What the exercise asks |
Write the material out again in full, word for word. Do not include the pictures.

Data listing |
════

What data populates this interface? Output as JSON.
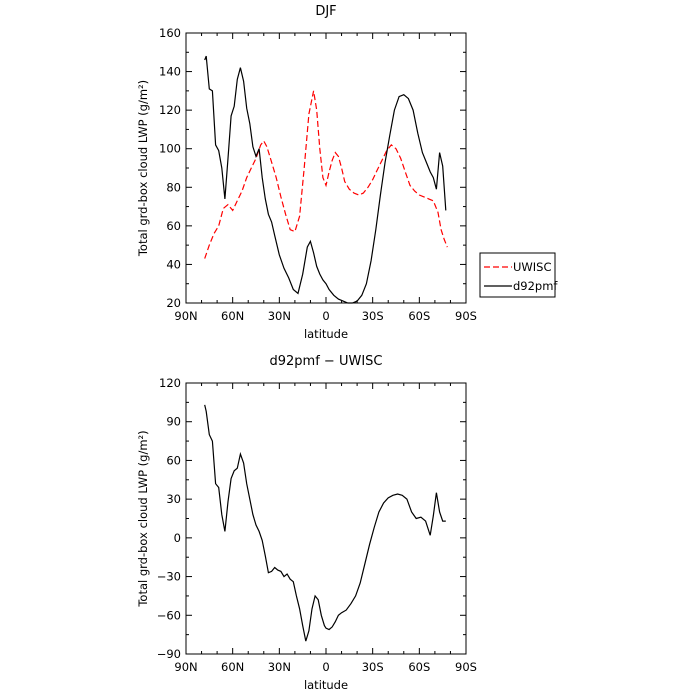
{
  "chart_data": [
    {
      "type": "line",
      "title": "DJF",
      "xlabel": "latitude",
      "ylabel": "Total grd-box cloud LWP (g/m²)",
      "xlim": [
        90,
        -90
      ],
      "ylim": [
        20,
        160
      ],
      "x_ticks": [
        90,
        60,
        30,
        0,
        -30,
        -60,
        -90
      ],
      "x_tick_labels": [
        "90N",
        "60N",
        "30N",
        "0",
        "30S",
        "60S",
        "90S"
      ],
      "y_ticks": [
        20,
        40,
        60,
        80,
        100,
        120,
        140,
        160
      ],
      "y_tick_labels": [
        "20",
        "40",
        "60",
        "80",
        "100",
        "120",
        "140",
        "160"
      ],
      "legend": {
        "placement": "outside-right"
      },
      "series": [
        {
          "name": "UWISC",
          "color": "#ff0000",
          "dash": true,
          "x": [
            78,
            75,
            72,
            69,
            66,
            63,
            60,
            57,
            54,
            51,
            48,
            45,
            42,
            40,
            38,
            35,
            32,
            29,
            26,
            23,
            20,
            17,
            14,
            11,
            8,
            6,
            4,
            2,
            0,
            -2,
            -4,
            -6,
            -8,
            -10,
            -12,
            -15,
            -18,
            -21,
            -24,
            -27,
            -30,
            -33,
            -36,
            -39,
            -42,
            -45,
            -48,
            -51,
            -54,
            -57,
            -60,
            -63,
            -66,
            -69,
            -72,
            -74,
            -76,
            -78
          ],
          "y": [
            43,
            50,
            56,
            60,
            69,
            71,
            68,
            73,
            78,
            85,
            90,
            95,
            102,
            104,
            101,
            93,
            85,
            75,
            66,
            58,
            57,
            65,
            90,
            118,
            130,
            120,
            100,
            85,
            81,
            88,
            94,
            98,
            96,
            90,
            83,
            79,
            77,
            76,
            77,
            80,
            84,
            89,
            94,
            99,
            102,
            100,
            95,
            88,
            81,
            78,
            76,
            75,
            74,
            73,
            67,
            58,
            53,
            49
          ]
        },
        {
          "name": "d92pmf",
          "color": "#000000",
          "dash": false,
          "x": [
            78,
            77,
            75,
            73,
            71,
            69,
            67,
            65,
            63,
            61,
            59,
            57,
            55,
            53,
            51,
            49,
            47,
            45,
            43,
            41,
            39,
            37,
            35,
            33,
            30,
            27,
            24,
            21,
            18,
            15,
            12,
            10,
            8,
            6,
            4,
            2,
            0,
            -2,
            -5,
            -8,
            -11,
            -14,
            -17,
            -20,
            -23,
            -26,
            -29,
            -32,
            -35,
            -38,
            -41,
            -44,
            -47,
            -50,
            -53,
            -56,
            -59,
            -62,
            -65,
            -67,
            -69,
            -71,
            -73,
            -75,
            -77
          ],
          "y": [
            146,
            148,
            131,
            130,
            102,
            99,
            90,
            74,
            95,
            117,
            122,
            136,
            142,
            135,
            121,
            113,
            101,
            96,
            100,
            85,
            74,
            66,
            62,
            55,
            45,
            38,
            33,
            27,
            25,
            35,
            49,
            52,
            46,
            39,
            35,
            32,
            30,
            27,
            24,
            22,
            21,
            20,
            20,
            21,
            24,
            30,
            42,
            58,
            76,
            93,
            107,
            120,
            127,
            128,
            126,
            120,
            108,
            98,
            92,
            88,
            85,
            79,
            98,
            91,
            68
          ]
        }
      ]
    },
    {
      "type": "line",
      "title": "d92pmf − UWISC",
      "xlabel": "latitude",
      "ylabel": "Total grd-box cloud LWP (g/m²)",
      "xlim": [
        90,
        -90
      ],
      "ylim": [
        -90,
        120
      ],
      "x_ticks": [
        90,
        60,
        30,
        0,
        -30,
        -60,
        -90
      ],
      "x_tick_labels": [
        "90N",
        "60N",
        "30N",
        "0",
        "30S",
        "60S",
        "90S"
      ],
      "y_ticks": [
        -90,
        -60,
        -30,
        0,
        30,
        60,
        90,
        120
      ],
      "y_tick_labels": [
        "−90",
        "−60",
        "−30",
        "0",
        "30",
        "60",
        "90",
        "120"
      ],
      "series": [
        {
          "color": "#000000",
          "dash": false,
          "x": [
            78,
            77,
            75,
            73,
            71,
            69,
            67,
            65,
            63,
            61,
            59,
            57,
            55,
            53,
            51,
            49,
            47,
            45,
            43,
            41,
            39,
            37,
            35,
            33,
            31,
            29,
            27,
            25,
            23,
            21,
            19,
            17,
            15,
            13,
            11,
            9,
            7,
            5,
            3,
            1,
            0,
            -2,
            -4,
            -6,
            -8,
            -10,
            -13,
            -16,
            -19,
            -22,
            -25,
            -28,
            -31,
            -34,
            -37,
            -40,
            -43,
            -46,
            -49,
            -52,
            -55,
            -58,
            -61,
            -64,
            -67,
            -69,
            -71,
            -73,
            -75,
            -77
          ],
          "y": [
            103,
            98,
            80,
            75,
            42,
            39,
            18,
            5,
            28,
            46,
            52,
            54,
            65,
            58,
            42,
            30,
            18,
            10,
            5,
            -2,
            -14,
            -27,
            -26,
            -23,
            -25,
            -26,
            -30,
            -28,
            -32,
            -34,
            -45,
            -55,
            -68,
            -80,
            -72,
            -55,
            -45,
            -48,
            -60,
            -68,
            -70,
            -71,
            -69,
            -65,
            -60,
            -58,
            -56,
            -51,
            -45,
            -35,
            -20,
            -5,
            8,
            20,
            27,
            31,
            33,
            34,
            33,
            30,
            20,
            15,
            16,
            13,
            2,
            17,
            35,
            20,
            13,
            13
          ]
        }
      ]
    }
  ]
}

════

Answer to this task |
What data populates this interface? Output as JSON.
{
  "chart_data": [
    {
      "type": "line",
      "title": "DJF",
      "xlabel": "latitude",
      "ylabel": "Total grd-box cloud LWP (g/m²)",
      "xlim": [
        90,
        -90
      ],
      "ylim": [
        20,
        160
      ],
      "x_ticks": [
        90,
        60,
        30,
        0,
        -30,
        -60,
        -90
      ],
      "x_tick_labels": [
        "90N",
        "60N",
        "30N",
        "0",
        "30S",
        "60S",
        "90S"
      ],
      "y_ticks": [
        20,
        40,
        60,
        80,
        100,
        120,
        140,
        160
      ],
      "y_tick_labels": [
        "20",
        "40",
        "60",
        "80",
        "100",
        "120",
        "140",
        "160"
      ],
      "legend": {
        "placement": "outside-right"
      },
      "series": [
        {
          "name": "UWISC",
          "color": "#ff0000",
          "dash": true,
          "x": [
            78,
            75,
            72,
            69,
            66,
            63,
            60,
            57,
            54,
            51,
            48,
            45,
            42,
            40,
            38,
            35,
            32,
            29,
            26,
            23,
            20,
            17,
            14,
            11,
            8,
            6,
            4,
            2,
            0,
            -2,
            -4,
            -6,
            -8,
            -10,
            -12,
            -15,
            -18,
            -21,
            -24,
            -27,
            -30,
            -33,
            -36,
            -39,
            -42,
            -45,
            -48,
            -51,
            -54,
            -57,
            -60,
            -63,
            -66,
            -69,
            -72,
            -74,
            -76,
            -78
          ],
          "y": [
            43,
            50,
            56,
            60,
            69,
            71,
            68,
            73,
            78,
            85,
            90,
            95,
            102,
            104,
            101,
            93,
            85,
            75,
            66,
            58,
            57,
            65,
            90,
            118,
            130,
            120,
            100,
            85,
            81,
            88,
            94,
            98,
            96,
            90,
            83,
            79,
            77,
            76,
            77,
            80,
            84,
            89,
            94,
            99,
            102,
            100,
            95,
            88,
            81,
            78,
            76,
            75,
            74,
            73,
            67,
            58,
            53,
            49
          ]
        },
        {
          "name": "d92pmf",
          "color": "#000000",
          "dash": false,
          "x": [
            78,
            77,
            75,
            73,
            71,
            69,
            67,
            65,
            63,
            61,
            59,
            57,
            55,
            53,
            51,
            49,
            47,
            45,
            43,
            41,
            39,
            37,
            35,
            33,
            30,
            27,
            24,
            21,
            18,
            15,
            12,
            10,
            8,
            6,
            4,
            2,
            0,
            -2,
            -5,
            -8,
            -11,
            -14,
            -17,
            -20,
            -23,
            -26,
            -29,
            -32,
            -35,
            -38,
            -41,
            -44,
            -47,
            -50,
            -53,
            -56,
            -59,
            -62,
            -65,
            -67,
            -69,
            -71,
            -73,
            -75,
            -77
          ],
          "y": [
            146,
            148,
            131,
            130,
            102,
            99,
            90,
            74,
            95,
            117,
            122,
            136,
            142,
            135,
            121,
            113,
            101,
            96,
            100,
            85,
            74,
            66,
            62,
            55,
            45,
            38,
            33,
            27,
            25,
            35,
            49,
            52,
            46,
            39,
            35,
            32,
            30,
            27,
            24,
            22,
            21,
            20,
            20,
            21,
            24,
            30,
            42,
            58,
            76,
            93,
            107,
            120,
            127,
            128,
            126,
            120,
            108,
            98,
            92,
            88,
            85,
            79,
            98,
            91,
            68
          ]
        }
      ]
    },
    {
      "type": "line",
      "title": "d92pmf − UWISC",
      "xlabel": "latitude",
      "ylabel": "Total grd-box cloud LWP (g/m²)",
      "xlim": [
        90,
        -90
      ],
      "ylim": [
        -90,
        120
      ],
      "x_ticks": [
        90,
        60,
        30,
        0,
        -30,
        -60,
        -90
      ],
      "x_tick_labels": [
        "90N",
        "60N",
        "30N",
        "0",
        "30S",
        "60S",
        "90S"
      ],
      "y_ticks": [
        -90,
        -60,
        -30,
        0,
        30,
        60,
        90,
        120
      ],
      "y_tick_labels": [
        "−90",
        "−60",
        "−30",
        "0",
        "30",
        "60",
        "90",
        "120"
      ],
      "series": [
        {
          "color": "#000000",
          "dash": false,
          "x": [
            78,
            77,
            75,
            73,
            71,
            69,
            67,
            65,
            63,
            61,
            59,
            57,
            55,
            53,
            51,
            49,
            47,
            45,
            43,
            41,
            39,
            37,
            35,
            33,
            31,
            29,
            27,
            25,
            23,
            21,
            19,
            17,
            15,
            13,
            11,
            9,
            7,
            5,
            3,
            1,
            0,
            -2,
            -4,
            -6,
            -8,
            -10,
            -13,
            -16,
            -19,
            -22,
            -25,
            -28,
            -31,
            -34,
            -37,
            -40,
            -43,
            -46,
            -49,
            -52,
            -55,
            -58,
            -61,
            -64,
            -67,
            -69,
            -71,
            -73,
            -75,
            -77
          ],
          "y": [
            103,
            98,
            80,
            75,
            42,
            39,
            18,
            5,
            28,
            46,
            52,
            54,
            65,
            58,
            42,
            30,
            18,
            10,
            5,
            -2,
            -14,
            -27,
            -26,
            -23,
            -25,
            -26,
            -30,
            -28,
            -32,
            -34,
            -45,
            -55,
            -68,
            -80,
            -72,
            -55,
            -45,
            -48,
            -60,
            -68,
            -70,
            -71,
            -69,
            -65,
            -60,
            -58,
            -56,
            -51,
            -45,
            -35,
            -20,
            -5,
            8,
            20,
            27,
            31,
            33,
            34,
            33,
            30,
            20,
            15,
            16,
            13,
            2,
            17,
            35,
            20,
            13,
            13
          ]
        }
      ]
    }
  ]
}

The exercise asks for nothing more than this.